* **PROBLEM**
Copy each row below word for word, and leave the pictures out of your copy.

Data records:
■ ■ ■ ■
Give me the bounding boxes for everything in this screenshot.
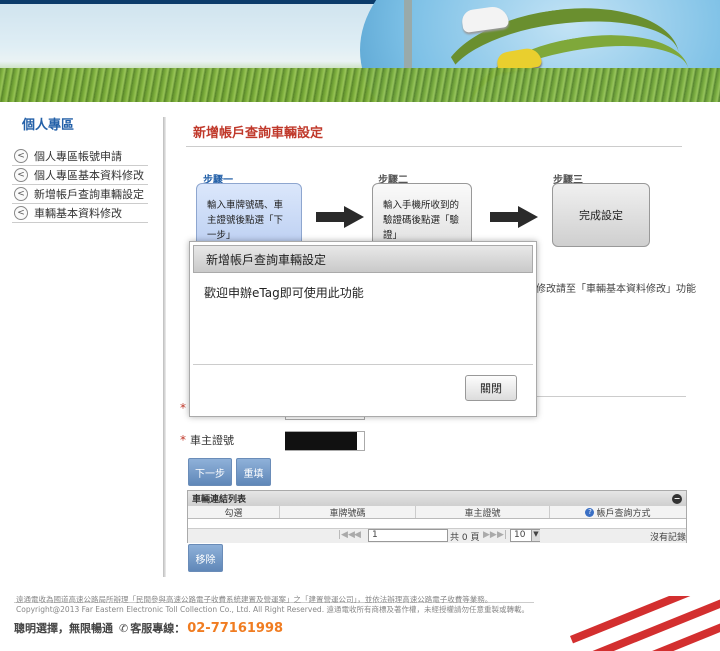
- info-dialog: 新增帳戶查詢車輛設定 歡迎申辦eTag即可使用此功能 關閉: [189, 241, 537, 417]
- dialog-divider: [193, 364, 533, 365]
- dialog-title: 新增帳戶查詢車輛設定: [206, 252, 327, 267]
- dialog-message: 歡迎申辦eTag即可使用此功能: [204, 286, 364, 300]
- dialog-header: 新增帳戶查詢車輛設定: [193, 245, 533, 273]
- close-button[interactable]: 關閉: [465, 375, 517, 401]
■ ■ ■ ■
* **EXPECTED ANSWER**
Give me the bounding boxes for everything in this screenshot.
- info-dialog: 新增帳戶查詢車輛設定 歡迎申辦eTag即可使用此功能 關閉: [189, 241, 537, 417]
- dialog-divider: [193, 364, 533, 365]
- dialog-title: 新增帳戶查詢車輛設定: [206, 252, 327, 267]
- dialog-message: 歡迎申辦eTag即可使用此功能: [204, 286, 364, 300]
- dialog-header: 新增帳戶查詢車輛設定: [193, 245, 533, 273]
- close-button[interactable]: 關閉: [465, 375, 517, 401]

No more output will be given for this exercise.